[BEGIN Supplied material]

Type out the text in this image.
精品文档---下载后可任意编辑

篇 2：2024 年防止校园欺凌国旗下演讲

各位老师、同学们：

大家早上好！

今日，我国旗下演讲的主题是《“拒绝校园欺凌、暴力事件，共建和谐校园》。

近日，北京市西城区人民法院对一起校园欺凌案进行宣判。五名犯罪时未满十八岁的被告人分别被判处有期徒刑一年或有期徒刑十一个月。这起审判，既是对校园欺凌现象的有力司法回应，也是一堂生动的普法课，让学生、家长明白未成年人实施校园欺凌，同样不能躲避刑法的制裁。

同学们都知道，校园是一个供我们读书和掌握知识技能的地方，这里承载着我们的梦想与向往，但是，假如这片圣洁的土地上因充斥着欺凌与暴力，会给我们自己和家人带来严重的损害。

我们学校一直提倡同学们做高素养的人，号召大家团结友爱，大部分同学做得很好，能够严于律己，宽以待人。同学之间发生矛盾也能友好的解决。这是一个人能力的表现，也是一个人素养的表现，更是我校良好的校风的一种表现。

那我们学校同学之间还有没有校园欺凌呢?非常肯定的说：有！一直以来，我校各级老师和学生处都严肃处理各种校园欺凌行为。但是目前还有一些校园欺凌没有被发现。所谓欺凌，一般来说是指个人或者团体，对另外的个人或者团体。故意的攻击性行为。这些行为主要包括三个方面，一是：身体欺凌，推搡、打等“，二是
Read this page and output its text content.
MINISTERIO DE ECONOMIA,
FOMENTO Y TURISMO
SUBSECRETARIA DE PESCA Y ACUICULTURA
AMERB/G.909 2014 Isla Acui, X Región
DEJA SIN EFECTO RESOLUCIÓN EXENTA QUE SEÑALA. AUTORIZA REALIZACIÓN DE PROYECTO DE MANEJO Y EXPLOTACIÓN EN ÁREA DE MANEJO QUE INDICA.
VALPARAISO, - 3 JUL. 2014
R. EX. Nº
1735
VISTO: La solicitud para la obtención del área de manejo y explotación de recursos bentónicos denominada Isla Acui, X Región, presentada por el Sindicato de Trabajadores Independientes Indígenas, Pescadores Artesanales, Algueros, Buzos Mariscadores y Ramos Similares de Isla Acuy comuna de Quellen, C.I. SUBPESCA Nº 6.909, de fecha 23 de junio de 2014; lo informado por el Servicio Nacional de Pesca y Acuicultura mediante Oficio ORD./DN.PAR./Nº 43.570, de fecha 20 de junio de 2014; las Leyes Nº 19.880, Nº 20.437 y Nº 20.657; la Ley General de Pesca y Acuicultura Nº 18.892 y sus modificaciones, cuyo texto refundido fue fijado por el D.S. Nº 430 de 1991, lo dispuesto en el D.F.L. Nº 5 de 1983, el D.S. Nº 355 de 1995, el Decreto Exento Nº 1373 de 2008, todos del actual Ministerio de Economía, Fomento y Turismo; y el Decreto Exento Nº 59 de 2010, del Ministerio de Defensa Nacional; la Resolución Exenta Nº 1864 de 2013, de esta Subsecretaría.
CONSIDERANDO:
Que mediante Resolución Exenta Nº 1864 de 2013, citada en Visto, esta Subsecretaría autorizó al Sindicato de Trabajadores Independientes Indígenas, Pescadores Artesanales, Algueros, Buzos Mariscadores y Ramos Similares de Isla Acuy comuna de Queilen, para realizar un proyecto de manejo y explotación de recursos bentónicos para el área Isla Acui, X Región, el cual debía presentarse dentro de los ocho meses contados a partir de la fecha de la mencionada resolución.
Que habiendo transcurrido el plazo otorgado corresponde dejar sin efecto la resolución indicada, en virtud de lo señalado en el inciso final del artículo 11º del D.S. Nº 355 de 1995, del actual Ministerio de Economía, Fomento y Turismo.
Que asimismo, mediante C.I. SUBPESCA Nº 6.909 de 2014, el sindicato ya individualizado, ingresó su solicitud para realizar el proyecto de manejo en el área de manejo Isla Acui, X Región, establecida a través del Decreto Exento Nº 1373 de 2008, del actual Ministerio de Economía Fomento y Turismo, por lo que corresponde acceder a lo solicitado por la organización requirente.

[END Supplied material]

### Task details:
Each record above should be output again exactly.

### Complete output:
Type out the text in this image.
精品文档---下载后可任意编辑

篇 2：2024 年防止校园欺凌国旗下演讲

各位老师、同学们：

大家早上好！

今日，我国旗下演讲的主题是《“拒绝校园欺凌、暴力事件，共建和谐校园》。

近日，北京市西城区人民法院对一起校园欺凌案进行宣判。五名犯罪时未满十八岁的被告人分别被判处有期徒刑一年或有期徒刑十一个月。这起审判，既是对校园欺凌现象的有力司法回应，也是一堂生动的普法课，让学生、家长明白未成年人实施校园欺凌，同样不能躲避刑法的制裁。

同学们都知道，校园是一个供我们读书和掌握知识技能的地方，这里承载着我们的梦想与向往，但是，假如这片圣洁的土地上因充斥着欺凌与暴力，会给我们自己和家人带来严重的损害。

我们学校一直提倡同学们做高素养的人，号召大家团结友爱，大部分同学做得很好，能够严于律己，宽以待人。同学之间发生矛盾也能友好的解决。这是一个人能力的表现，也是一个人素养的表现，更是我校良好的校风的一种表现。

那我们学校同学之间还有没有校园欺凌呢?非常肯定的说：有！一直以来，我校各级老师和学生处都严肃处理各种校园欺凌行为。但是目前还有一些校园欺凌没有被发现。所谓欺凌，一般来说是指个人或者团体，对另外的个人或者团体。故意的攻击性行为。这些行为主要包括三个方面，一是：身体欺凌，推搡、打等“，二是
Read this page and output its text content.
MINISTERIO DE ECONOMIA,
FOMENTO Y TURISMO
SUBSECRETARIA DE PESCA Y ACUICULTURA
AMERB/G.909 2014 Isla Acui, X Región
DEJA SIN EFECTO RESOLUCIÓN EXENTA QUE SEÑALA. AUTORIZA REALIZACIÓN DE PROYECTO DE MANEJO Y EXPLOTACIÓN EN ÁREA DE MANEJO QUE INDICA.
VALPARAISO, - 3 JUL. 2014
R. EX. Nº
1735
VISTO: La solicitud para la obtención del área de manejo y explotación de recursos bentónicos denominada Isla Acui, X Región, presentada por el Sindicato de Trabajadores Independientes Indígenas, Pescadores Artesanales, Algueros, Buzos Mariscadores y Ramos Similares de Isla Acuy comuna de Quellen, C.I. SUBPESCA Nº 6.909, de fecha 23 de junio de 2014; lo informado por el Servicio Nacional de Pesca y Acuicultura mediante Oficio ORD./DN.PAR./Nº 43.570, de fecha 20 de junio de 2014; las Leyes Nº 19.880, Nº 20.437 y Nº 20.657; la Ley General de Pesca y Acuicultura Nº 18.892 y sus modificaciones, cuyo texto refundido fue fijado por el D.S. Nº 430 de 1991, lo dispuesto en el D.F.L. Nº 5 de 1983, el D.S. Nº 355 de 1995, el Decreto Exento Nº 1373 de 2008, todos del actual Ministerio de Economía, Fomento y Turismo; y el Decreto Exento Nº 59 de 2010, del Ministerio de Defensa Nacional; la Resolución Exenta Nº 1864 de 2013, de esta Subsecretaría.
CONSIDERANDO:
Que mediante Resolución Exenta Nº 1864 de 2013, citada en Visto, esta Subsecretaría autorizó al Sindicato de Trabajadores Independientes Indígenas, Pescadores Artesanales, Algueros, Buzos Mariscadores y Ramos Similares de Isla Acuy comuna de Queilen, para realizar un proyecto de manejo y explotación de recursos bentónicos para el área Isla Acui, X Región, el cual debía presentarse dentro de los ocho meses contados a partir de la fecha de la mencionada resolución.
Que habiendo transcurrido el plazo otorgado corresponde dejar sin efecto la resolución indicada, en virtud de lo señalado en el inciso final del artículo 11º del D.S. Nº 355 de 1995, del actual Ministerio de Economía, Fomento y Turismo.
Que asimismo, mediante C.I. SUBPESCA Nº 6.909 de 2014, el sindicato ya individualizado, ingresó su solicitud para realizar el proyecto de manejo en el área de manejo Isla Acui, X Región, establecida a través del Decreto Exento Nº 1373 de 2008, del actual Ministerio de Economía Fomento y Turismo, por lo que corresponde acceder a lo solicitado por la organización requirente.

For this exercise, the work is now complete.